» **Task statement**
Check each line of the records below and collect those holding "BOLO".
>> BEGIN Input records
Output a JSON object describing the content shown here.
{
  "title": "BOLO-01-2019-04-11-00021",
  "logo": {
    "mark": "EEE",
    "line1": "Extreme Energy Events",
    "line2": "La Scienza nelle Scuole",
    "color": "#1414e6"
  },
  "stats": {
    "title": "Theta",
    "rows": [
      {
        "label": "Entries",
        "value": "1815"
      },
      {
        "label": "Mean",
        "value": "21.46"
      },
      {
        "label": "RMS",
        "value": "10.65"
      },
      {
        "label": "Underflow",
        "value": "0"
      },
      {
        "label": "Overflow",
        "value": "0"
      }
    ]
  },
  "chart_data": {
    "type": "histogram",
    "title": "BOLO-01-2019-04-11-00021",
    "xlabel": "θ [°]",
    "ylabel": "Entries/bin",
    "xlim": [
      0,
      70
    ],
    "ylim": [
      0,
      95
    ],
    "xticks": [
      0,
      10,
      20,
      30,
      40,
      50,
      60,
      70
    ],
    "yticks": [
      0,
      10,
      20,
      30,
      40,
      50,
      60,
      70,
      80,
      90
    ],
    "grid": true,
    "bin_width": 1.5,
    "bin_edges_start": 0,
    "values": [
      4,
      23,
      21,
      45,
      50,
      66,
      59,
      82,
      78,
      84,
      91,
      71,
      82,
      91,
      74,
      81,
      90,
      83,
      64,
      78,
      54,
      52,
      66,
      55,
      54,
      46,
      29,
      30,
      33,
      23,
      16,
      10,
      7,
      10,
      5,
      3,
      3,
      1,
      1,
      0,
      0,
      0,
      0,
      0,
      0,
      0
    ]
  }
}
>> END Input records
» **Written answer**
  "title": "BOLO-01-2019-04-11-00021",
    "title": "BOLO-01-2019-04-11-00021",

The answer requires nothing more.